Records excerpted from a collection
────────────────────────────────────────
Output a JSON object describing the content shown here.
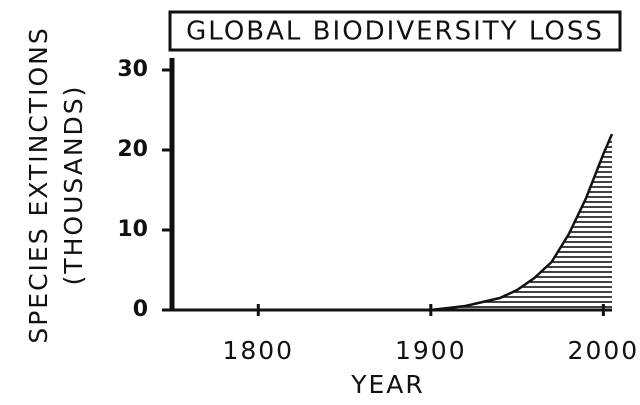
{
  "chart_data": {
    "type": "area",
    "title": "GLOBAL BIODIVERSITY LOSS",
    "xlabel": "YEAR",
    "ylabel": [
      "SPECIES EXTINCTIONS",
      "(THOUSANDS)"
    ],
    "x": [
      1750,
      1800,
      1850,
      1900,
      1920,
      1940,
      1950,
      1960,
      1970,
      1980,
      1990,
      2000,
      2005
    ],
    "values": [
      0,
      0,
      0,
      0,
      0.5,
      1.5,
      2.5,
      4,
      6,
      9.5,
      14,
      19.5,
      22
    ],
    "color": "#111111",
    "xlim": [
      1750,
      2005
    ],
    "ylim": [
      0,
      31.5
    ],
    "xticks": [
      1800,
      1900,
      2000
    ],
    "yticks": [
      0,
      10,
      20,
      30
    ]
  }
}
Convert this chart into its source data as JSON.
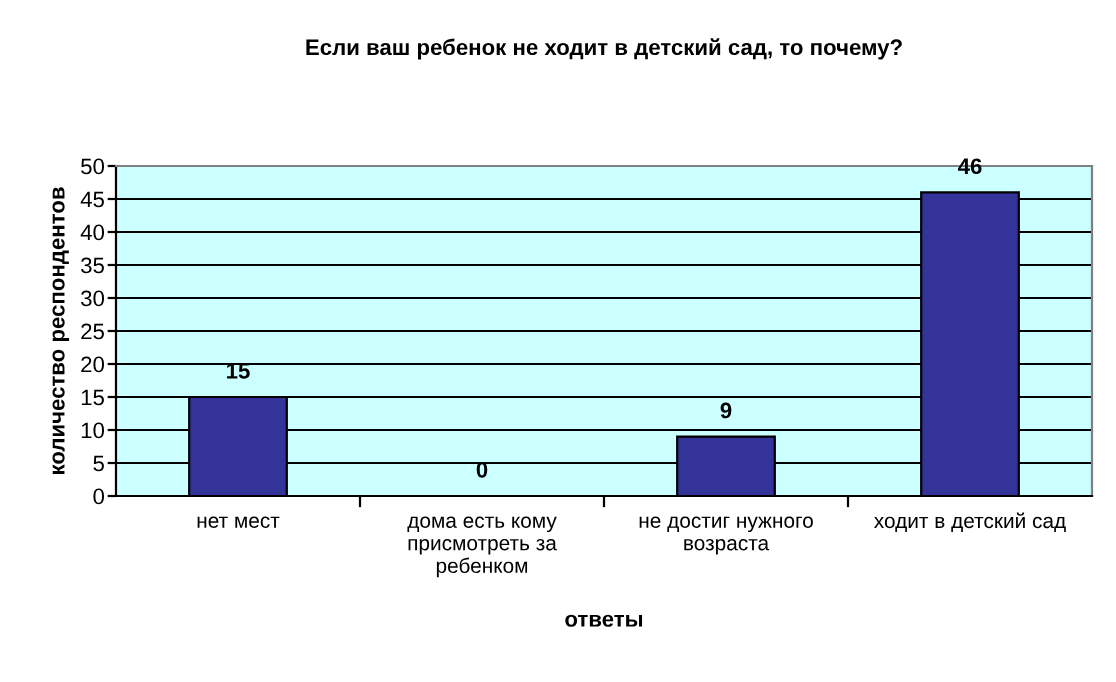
{
  "chart_data": {
    "type": "bar",
    "title": "Если ваш ребенок не ходит в детский сад, то почему?",
    "xlabel": "ответы",
    "ylabel": "количество респондентов",
    "categories": [
      "нет мест",
      "дома есть кому\nприсмотреть за\nребенком",
      "не достиг нужного\nвозраста",
      "ходит в детский сад"
    ],
    "values": [
      15,
      0,
      9,
      46
    ],
    "color": "#333399",
    "ylim": [
      0,
      50
    ],
    "yticks": [
      0,
      5,
      10,
      15,
      20,
      25,
      30,
      35,
      40,
      45,
      50
    ],
    "grid": "y",
    "data_labels": true
  }
}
────────────────────────────────────────
**TO BE DONE:** Reproduce the records, all of them, word for word; omit the pictures.

**RESULT FOR THIS TASK:**
Output a JSON object describing the content shown here.
{
  "chart_data": {
    "type": "area",
    "title": "GLOBAL BIODIVERSITY LOSS",
    "xlabel": "YEAR",
    "ylabel": [
      "SPECIES EXTINCTIONS",
      "(THOUSANDS)"
    ],
    "x": [
      1750,
      1800,
      1850,
      1900,
      1920,
      1940,
      1950,
      1960,
      1970,
      1980,
      1990,
      2000,
      2005
    ],
    "values": [
      0,
      0,
      0,
      0,
      0.5,
      1.5,
      2.5,
      4,
      6,
      9.5,
      14,
      19.5,
      22
    ],
    "color": "#111111",
    "xlim": [
      1750,
      2005
    ],
    "ylim": [
      0,
      31.5
    ],
    "xticks": [
      1800,
      1900,
      2000
    ],
    "yticks": [
      0,
      10,
      20,
      30
    ]
  }
}
Convert this chart into its source data as JSON.
{
  "chart_data": {
    "type": "bar",
    "title": "Если ваш ребенок не ходит в детский сад, то почему?",
    "xlabel": "ответы",
    "ylabel": "количество респондентов",
    "categories": [
      "нет мест",
      "дома есть кому\nприсмотреть за\nребенком",
      "не достиг нужного\nвозраста",
      "ходит в детский сад"
    ],
    "values": [
      15,
      0,
      9,
      46
    ],
    "color": "#333399",
    "ylim": [
      0,
      50
    ],
    "yticks": [
      0,
      5,
      10,
      15,
      20,
      25,
      30,
      35,
      40,
      45,
      50
    ],
    "grid": "y",
    "data_labels": true
  }
}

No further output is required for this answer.